## BEGIN

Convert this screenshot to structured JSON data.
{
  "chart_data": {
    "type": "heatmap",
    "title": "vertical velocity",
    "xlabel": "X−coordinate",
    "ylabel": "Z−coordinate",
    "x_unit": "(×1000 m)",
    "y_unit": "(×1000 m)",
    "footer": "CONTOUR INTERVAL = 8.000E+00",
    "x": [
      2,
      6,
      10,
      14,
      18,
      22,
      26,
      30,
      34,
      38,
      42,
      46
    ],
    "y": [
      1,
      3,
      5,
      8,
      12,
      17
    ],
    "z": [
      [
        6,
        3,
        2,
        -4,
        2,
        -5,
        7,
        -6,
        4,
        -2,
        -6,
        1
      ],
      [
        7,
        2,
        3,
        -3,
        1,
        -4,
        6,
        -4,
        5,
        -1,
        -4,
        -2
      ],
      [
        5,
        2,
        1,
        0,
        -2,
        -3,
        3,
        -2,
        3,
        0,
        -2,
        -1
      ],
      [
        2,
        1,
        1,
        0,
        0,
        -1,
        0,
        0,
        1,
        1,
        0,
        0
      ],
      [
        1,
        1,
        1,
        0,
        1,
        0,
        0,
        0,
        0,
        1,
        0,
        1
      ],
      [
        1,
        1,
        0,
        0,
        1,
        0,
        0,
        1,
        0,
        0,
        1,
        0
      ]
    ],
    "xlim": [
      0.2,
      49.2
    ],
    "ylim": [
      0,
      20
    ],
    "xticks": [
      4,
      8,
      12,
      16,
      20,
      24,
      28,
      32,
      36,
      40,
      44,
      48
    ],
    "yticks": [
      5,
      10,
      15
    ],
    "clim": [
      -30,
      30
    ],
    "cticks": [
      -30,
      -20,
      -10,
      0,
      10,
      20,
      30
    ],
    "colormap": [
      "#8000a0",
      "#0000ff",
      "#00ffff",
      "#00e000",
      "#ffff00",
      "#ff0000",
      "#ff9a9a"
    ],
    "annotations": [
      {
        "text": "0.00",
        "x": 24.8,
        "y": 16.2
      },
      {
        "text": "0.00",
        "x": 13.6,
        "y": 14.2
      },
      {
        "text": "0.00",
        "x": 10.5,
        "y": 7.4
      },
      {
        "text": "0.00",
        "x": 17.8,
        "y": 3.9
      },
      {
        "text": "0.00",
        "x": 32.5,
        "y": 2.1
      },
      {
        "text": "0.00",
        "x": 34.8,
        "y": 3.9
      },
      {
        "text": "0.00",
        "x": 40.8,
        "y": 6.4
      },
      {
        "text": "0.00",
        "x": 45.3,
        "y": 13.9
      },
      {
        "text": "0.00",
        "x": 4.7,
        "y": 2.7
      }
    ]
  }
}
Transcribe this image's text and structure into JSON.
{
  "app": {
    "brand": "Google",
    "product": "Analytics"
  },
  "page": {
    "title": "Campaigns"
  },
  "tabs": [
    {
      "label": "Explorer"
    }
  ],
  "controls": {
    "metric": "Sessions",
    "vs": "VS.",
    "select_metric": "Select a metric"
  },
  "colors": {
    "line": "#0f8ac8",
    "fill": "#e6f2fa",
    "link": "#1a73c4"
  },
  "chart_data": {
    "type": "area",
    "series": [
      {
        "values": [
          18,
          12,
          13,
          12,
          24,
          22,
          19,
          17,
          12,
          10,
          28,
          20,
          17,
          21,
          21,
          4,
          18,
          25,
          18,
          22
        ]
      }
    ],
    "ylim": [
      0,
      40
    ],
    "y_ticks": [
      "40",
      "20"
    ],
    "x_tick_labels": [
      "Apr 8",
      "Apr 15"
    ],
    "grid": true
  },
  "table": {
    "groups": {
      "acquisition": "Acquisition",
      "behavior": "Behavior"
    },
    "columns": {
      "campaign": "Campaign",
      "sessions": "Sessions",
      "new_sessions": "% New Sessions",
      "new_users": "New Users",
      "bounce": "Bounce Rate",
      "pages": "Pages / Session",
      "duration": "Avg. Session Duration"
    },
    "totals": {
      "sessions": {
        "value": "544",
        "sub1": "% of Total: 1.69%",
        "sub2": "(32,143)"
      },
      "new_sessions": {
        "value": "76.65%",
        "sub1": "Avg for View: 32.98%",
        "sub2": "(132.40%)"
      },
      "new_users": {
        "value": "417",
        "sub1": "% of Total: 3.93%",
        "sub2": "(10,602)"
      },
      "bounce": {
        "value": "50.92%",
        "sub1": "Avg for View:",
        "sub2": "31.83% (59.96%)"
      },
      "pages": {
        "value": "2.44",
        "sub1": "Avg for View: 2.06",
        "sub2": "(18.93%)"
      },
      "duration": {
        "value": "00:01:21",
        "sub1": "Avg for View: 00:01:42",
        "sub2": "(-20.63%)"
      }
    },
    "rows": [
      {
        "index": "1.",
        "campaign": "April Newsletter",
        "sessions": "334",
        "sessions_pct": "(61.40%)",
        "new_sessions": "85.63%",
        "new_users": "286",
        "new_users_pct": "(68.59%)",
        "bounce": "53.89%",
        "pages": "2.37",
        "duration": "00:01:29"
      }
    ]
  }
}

## END

EXERCISE PROMPT:
Extract all of the data shown above and repeat it verbatim.

THE RESULT:
Convert this screenshot to structured JSON data.
{
  "chart_data": {
    "type": "heatmap",
    "title": "vertical velocity",
    "xlabel": "X−coordinate",
    "ylabel": "Z−coordinate",
    "x_unit": "(×1000 m)",
    "y_unit": "(×1000 m)",
    "footer": "CONTOUR INTERVAL = 8.000E+00",
    "x": [
      2,
      6,
      10,
      14,
      18,
      22,
      26,
      30,
      34,
      38,
      42,
      46
    ],
    "y": [
      1,
      3,
      5,
      8,
      12,
      17
    ],
    "z": [
      [
        6,
        3,
        2,
        -4,
        2,
        -5,
        7,
        -6,
        4,
        -2,
        -6,
        1
      ],
      [
        7,
        2,
        3,
        -3,
        1,
        -4,
        6,
        -4,
        5,
        -1,
        -4,
        -2
      ],
      [
        5,
        2,
        1,
        0,
        -2,
        -3,
        3,
        -2,
        3,
        0,
        -2,
        -1
      ],
      [
        2,
        1,
        1,
        0,
        0,
        -1,
        0,
        0,
        1,
        1,
        0,
        0
      ],
      [
        1,
        1,
        1,
        0,
        1,
        0,
        0,
        0,
        0,
        1,
        0,
        1
      ],
      [
        1,
        1,
        0,
        0,
        1,
        0,
        0,
        1,
        0,
        0,
        1,
        0
      ]
    ],
    "xlim": [
      0.2,
      49.2
    ],
    "ylim": [
      0,
      20
    ],
    "xticks": [
      4,
      8,
      12,
      16,
      20,
      24,
      28,
      32,
      36,
      40,
      44,
      48
    ],
    "yticks": [
      5,
      10,
      15
    ],
    "clim": [
      -30,
      30
    ],
    "cticks": [
      -30,
      -20,
      -10,
      0,
      10,
      20,
      30
    ],
    "colormap": [
      "#8000a0",
      "#0000ff",
      "#00ffff",
      "#00e000",
      "#ffff00",
      "#ff0000",
      "#ff9a9a"
    ],
    "annotations": [
      {
        "text": "0.00",
        "x": 24.8,
        "y": 16.2
      },
      {
        "text": "0.00",
        "x": 13.6,
        "y": 14.2
      },
      {
        "text": "0.00",
        "x": 10.5,
        "y": 7.4
      },
      {
        "text": "0.00",
        "x": 17.8,
        "y": 3.9
      },
      {
        "text": "0.00",
        "x": 32.5,
        "y": 2.1
      },
      {
        "text": "0.00",
        "x": 34.8,
        "y": 3.9
      },
      {
        "text": "0.00",
        "x": 40.8,
        "y": 6.4
      },
      {
        "text": "0.00",
        "x": 45.3,
        "y": 13.9
      },
      {
        "text": "0.00",
        "x": 4.7,
        "y": 2.7
      }
    ]
  }
}
Transcribe this image's text and structure into JSON.
{
  "app": {
    "brand": "Google",
    "product": "Analytics"
  },
  "page": {
    "title": "Campaigns"
  },
  "tabs": [
    {
      "label": "Explorer"
    }
  ],
  "controls": {
    "metric": "Sessions",
    "vs": "VS.",
    "select_metric": "Select a metric"
  },
  "colors": {
    "line": "#0f8ac8",
    "fill": "#e6f2fa",
    "link": "#1a73c4"
  },
  "chart_data": {
    "type": "area",
    "series": [
      {
        "values": [
          18,
          12,
          13,
          12,
          24,
          22,
          19,
          17,
          12,
          10,
          28,
          20,
          17,
          21,
          21,
          4,
          18,
          25,
          18,
          22
        ]
      }
    ],
    "ylim": [
      0,
      40
    ],
    "y_ticks": [
      "40",
      "20"
    ],
    "x_tick_labels": [
      "Apr 8",
      "Apr 15"
    ],
    "grid": true
  },
  "table": {
    "groups": {
      "acquisition": "Acquisition",
      "behavior": "Behavior"
    },
    "columns": {
      "campaign": "Campaign",
      "sessions": "Sessions",
      "new_sessions": "% New Sessions",
      "new_users": "New Users",
      "bounce": "Bounce Rate",
      "pages": "Pages / Session",
      "duration": "Avg. Session Duration"
    },
    "totals": {
      "sessions": {
        "value": "544",
        "sub1": "% of Total: 1.69%",
        "sub2": "(32,143)"
      },
      "new_sessions": {
        "value": "76.65%",
        "sub1": "Avg for View: 32.98%",
        "sub2": "(132.40%)"
      },
      "new_users": {
        "value": "417",
        "sub1": "% of Total: 3.93%",
        "sub2": "(10,602)"
      },
      "bounce": {
        "value": "50.92%",
        "sub1": "Avg for View:",
        "sub2": "31.83% (59.96%)"
      },
      "pages": {
        "value": "2.44",
        "sub1": "Avg for View: 2.06",
        "sub2": "(18.93%)"
      },
      "duration": {
        "value": "00:01:21",
        "sub1": "Avg for View: 00:01:42",
        "sub2": "(-20.63%)"
      }
    },
    "rows": [
      {
        "index": "1.",
        "campaign": "April Newsletter",
        "sessions": "334",
        "sessions_pct": "(61.40%)",
        "new_sessions": "85.63%",
        "new_users": "286",
        "new_users_pct": "(68.59%)",
        "bounce": "53.89%",
        "pages": "2.37",
        "duration": "00:01:29"
      }
    ]
  }
}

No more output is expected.